WORK TO BE COMPLETED:
Your task is to write out the complete listing exactly as it is shown.

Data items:
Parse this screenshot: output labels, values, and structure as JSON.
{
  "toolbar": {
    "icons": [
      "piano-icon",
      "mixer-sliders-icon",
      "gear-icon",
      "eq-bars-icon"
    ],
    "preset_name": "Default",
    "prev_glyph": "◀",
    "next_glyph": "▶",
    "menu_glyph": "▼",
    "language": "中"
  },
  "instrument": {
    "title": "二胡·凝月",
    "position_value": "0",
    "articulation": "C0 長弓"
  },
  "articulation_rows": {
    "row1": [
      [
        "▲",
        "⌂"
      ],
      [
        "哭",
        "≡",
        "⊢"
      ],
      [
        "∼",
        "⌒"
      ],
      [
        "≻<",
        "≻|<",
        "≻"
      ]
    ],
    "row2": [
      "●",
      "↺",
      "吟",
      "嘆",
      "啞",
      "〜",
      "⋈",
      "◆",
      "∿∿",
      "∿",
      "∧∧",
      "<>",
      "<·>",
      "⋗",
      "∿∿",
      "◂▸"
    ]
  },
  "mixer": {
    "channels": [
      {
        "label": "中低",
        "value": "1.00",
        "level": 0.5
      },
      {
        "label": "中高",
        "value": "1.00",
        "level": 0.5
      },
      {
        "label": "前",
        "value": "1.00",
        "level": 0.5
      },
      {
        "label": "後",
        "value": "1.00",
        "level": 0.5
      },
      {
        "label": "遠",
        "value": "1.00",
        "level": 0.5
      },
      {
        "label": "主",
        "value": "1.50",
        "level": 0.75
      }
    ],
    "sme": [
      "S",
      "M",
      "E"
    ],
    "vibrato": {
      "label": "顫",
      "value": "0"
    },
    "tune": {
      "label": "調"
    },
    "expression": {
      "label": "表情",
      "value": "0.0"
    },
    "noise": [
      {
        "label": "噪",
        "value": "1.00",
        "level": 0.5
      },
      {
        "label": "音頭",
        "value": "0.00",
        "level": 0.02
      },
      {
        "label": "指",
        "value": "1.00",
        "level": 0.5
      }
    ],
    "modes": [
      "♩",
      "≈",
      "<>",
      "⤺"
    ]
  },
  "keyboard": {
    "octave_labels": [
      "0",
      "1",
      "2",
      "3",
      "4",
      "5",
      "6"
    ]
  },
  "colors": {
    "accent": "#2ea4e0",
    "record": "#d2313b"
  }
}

THE COMPLETED TASK:
Parse this screenshot: output labels, values, and structure as JSON.
{
  "toolbar": {
    "icons": [
      "piano-icon",
      "mixer-sliders-icon",
      "gear-icon",
      "eq-bars-icon"
    ],
    "preset_name": "Default",
    "prev_glyph": "◀",
    "next_glyph": "▶",
    "menu_glyph": "▼",
    "language": "中"
  },
  "instrument": {
    "title": "二胡·凝月",
    "position_value": "0",
    "articulation": "C0 長弓"
  },
  "articulation_rows": {
    "row1": [
      [
        "▲",
        "⌂"
      ],
      [
        "哭",
        "≡",
        "⊢"
      ],
      [
        "∼",
        "⌒"
      ],
      [
        "≻<",
        "≻|<",
        "≻"
      ]
    ],
    "row2": [
      "●",
      "↺",
      "吟",
      "嘆",
      "啞",
      "〜",
      "⋈",
      "◆",
      "∿∿",
      "∿",
      "∧∧",
      "<>",
      "<·>",
      "⋗",
      "∿∿",
      "◂▸"
    ]
  },
  "mixer": {
    "channels": [
      {
        "label": "中低",
        "value": "1.00",
        "level": 0.5
      },
      {
        "label": "中高",
        "value": "1.00",
        "level": 0.5
      },
      {
        "label": "前",
        "value": "1.00",
        "level": 0.5
      },
      {
        "label": "後",
        "value": "1.00",
        "level": 0.5
      },
      {
        "label": "遠",
        "value": "1.00",
        "level": 0.5
      },
      {
        "label": "主",
        "value": "1.50",
        "level": 0.75
      }
    ],
    "sme": [
      "S",
      "M",
      "E"
    ],
    "vibrato": {
      "label": "顫",
      "value": "0"
    },
    "tune": {
      "label": "調"
    },
    "expression": {
      "label": "表情",
      "value": "0.0"
    },
    "noise": [
      {
        "label": "噪",
        "value": "1.00",
        "level": 0.5
      },
      {
        "label": "音頭",
        "value": "0.00",
        "level": 0.02
      },
      {
        "label": "指",
        "value": "1.00",
        "level": 0.5
      }
    ],
    "modes": [
      "♩",
      "≈",
      "<>",
      "⤺"
    ]
  },
  "keyboard": {
    "octave_labels": [
      "0",
      "1",
      "2",
      "3",
      "4",
      "5",
      "6"
    ]
  },
  "colors": {
    "accent": "#2ea4e0",
    "record": "#d2313b"
  }
}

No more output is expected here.